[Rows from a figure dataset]
════════

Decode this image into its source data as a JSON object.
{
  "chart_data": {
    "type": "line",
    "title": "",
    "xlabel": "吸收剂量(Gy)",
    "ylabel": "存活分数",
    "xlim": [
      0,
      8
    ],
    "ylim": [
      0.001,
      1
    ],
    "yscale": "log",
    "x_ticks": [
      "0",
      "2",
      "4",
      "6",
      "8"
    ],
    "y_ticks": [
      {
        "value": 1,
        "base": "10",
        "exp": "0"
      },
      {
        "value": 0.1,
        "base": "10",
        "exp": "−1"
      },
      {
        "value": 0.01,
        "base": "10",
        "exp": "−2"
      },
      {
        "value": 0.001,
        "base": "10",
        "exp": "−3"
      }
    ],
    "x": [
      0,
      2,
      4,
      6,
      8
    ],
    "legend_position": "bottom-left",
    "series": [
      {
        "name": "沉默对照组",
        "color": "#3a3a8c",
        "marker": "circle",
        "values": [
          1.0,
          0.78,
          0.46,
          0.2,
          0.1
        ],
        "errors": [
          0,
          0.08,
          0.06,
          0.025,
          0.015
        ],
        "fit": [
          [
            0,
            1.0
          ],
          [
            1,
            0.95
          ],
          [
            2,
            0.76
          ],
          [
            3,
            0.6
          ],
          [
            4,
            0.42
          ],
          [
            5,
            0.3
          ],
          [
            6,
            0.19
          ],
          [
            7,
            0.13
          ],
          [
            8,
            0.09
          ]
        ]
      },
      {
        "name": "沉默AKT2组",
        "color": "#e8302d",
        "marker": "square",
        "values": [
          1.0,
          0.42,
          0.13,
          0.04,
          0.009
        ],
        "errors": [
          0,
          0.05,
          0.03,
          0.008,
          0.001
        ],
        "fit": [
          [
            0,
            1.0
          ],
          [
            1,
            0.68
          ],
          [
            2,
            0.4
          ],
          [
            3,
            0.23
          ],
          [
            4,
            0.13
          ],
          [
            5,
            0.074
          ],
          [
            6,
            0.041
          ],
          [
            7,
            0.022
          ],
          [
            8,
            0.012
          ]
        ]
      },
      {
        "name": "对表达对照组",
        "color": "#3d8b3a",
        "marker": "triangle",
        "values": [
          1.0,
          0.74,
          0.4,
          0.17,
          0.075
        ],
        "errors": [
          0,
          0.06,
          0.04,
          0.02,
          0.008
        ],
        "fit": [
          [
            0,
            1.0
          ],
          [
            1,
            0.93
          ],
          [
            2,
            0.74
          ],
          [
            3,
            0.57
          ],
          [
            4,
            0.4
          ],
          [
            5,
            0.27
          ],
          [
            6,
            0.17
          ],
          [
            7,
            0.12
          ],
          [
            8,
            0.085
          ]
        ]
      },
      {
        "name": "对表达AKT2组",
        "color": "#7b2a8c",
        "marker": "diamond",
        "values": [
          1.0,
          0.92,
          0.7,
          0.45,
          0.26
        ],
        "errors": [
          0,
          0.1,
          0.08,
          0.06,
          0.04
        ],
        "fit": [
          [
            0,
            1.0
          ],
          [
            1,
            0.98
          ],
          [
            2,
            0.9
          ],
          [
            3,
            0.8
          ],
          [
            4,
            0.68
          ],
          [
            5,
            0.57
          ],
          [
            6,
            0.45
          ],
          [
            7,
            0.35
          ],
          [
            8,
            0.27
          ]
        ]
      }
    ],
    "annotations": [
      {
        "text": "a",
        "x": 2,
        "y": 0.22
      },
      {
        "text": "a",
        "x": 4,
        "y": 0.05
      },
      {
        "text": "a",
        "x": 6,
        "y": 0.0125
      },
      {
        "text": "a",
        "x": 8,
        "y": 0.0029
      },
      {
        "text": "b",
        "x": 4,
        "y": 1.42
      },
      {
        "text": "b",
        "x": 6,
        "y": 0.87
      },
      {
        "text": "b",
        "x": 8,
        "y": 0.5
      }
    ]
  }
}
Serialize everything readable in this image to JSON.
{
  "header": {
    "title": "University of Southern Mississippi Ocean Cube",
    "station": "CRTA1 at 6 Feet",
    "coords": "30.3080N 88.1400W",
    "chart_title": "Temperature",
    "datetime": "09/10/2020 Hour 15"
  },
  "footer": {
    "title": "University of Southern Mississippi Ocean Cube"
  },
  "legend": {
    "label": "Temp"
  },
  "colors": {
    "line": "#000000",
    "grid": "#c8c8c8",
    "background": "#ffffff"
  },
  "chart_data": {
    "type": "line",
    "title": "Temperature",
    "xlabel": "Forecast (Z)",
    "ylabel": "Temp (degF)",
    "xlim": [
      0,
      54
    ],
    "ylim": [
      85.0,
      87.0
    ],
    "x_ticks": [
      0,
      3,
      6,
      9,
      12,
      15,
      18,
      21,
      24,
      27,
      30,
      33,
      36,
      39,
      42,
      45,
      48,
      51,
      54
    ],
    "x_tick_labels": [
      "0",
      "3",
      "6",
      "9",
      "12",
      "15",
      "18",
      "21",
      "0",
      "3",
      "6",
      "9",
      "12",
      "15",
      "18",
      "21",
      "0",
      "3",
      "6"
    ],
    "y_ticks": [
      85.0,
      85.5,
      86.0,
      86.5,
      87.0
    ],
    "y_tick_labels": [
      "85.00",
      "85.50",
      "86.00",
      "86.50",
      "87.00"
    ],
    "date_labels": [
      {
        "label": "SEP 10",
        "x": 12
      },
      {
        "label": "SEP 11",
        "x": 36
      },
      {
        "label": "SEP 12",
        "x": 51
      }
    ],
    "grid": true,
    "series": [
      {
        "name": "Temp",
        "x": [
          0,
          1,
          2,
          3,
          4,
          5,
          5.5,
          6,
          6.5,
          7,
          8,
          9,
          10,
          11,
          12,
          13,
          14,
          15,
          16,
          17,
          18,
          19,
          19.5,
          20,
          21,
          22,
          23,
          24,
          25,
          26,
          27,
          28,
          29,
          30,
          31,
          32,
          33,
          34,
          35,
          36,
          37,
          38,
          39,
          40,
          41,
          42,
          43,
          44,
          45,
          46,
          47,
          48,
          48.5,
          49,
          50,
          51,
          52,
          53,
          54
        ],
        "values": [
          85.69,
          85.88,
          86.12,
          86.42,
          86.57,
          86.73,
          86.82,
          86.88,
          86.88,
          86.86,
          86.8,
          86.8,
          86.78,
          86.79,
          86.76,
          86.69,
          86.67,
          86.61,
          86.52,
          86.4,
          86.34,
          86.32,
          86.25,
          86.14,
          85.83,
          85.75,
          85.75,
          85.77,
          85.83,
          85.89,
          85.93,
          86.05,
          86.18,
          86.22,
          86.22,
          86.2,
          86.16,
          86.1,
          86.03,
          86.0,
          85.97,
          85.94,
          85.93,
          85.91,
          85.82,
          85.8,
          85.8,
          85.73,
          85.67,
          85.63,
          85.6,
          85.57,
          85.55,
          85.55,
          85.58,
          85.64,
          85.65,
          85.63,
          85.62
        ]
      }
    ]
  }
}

════════

* [Stated goal]:
Scan the listing above for the word "Ocean" and show each line where it is found.

* [Task output]:
    "title": "University of Southern Mississippi Ocean Cube",
    "title": "University of Southern Mississippi Ocean Cube"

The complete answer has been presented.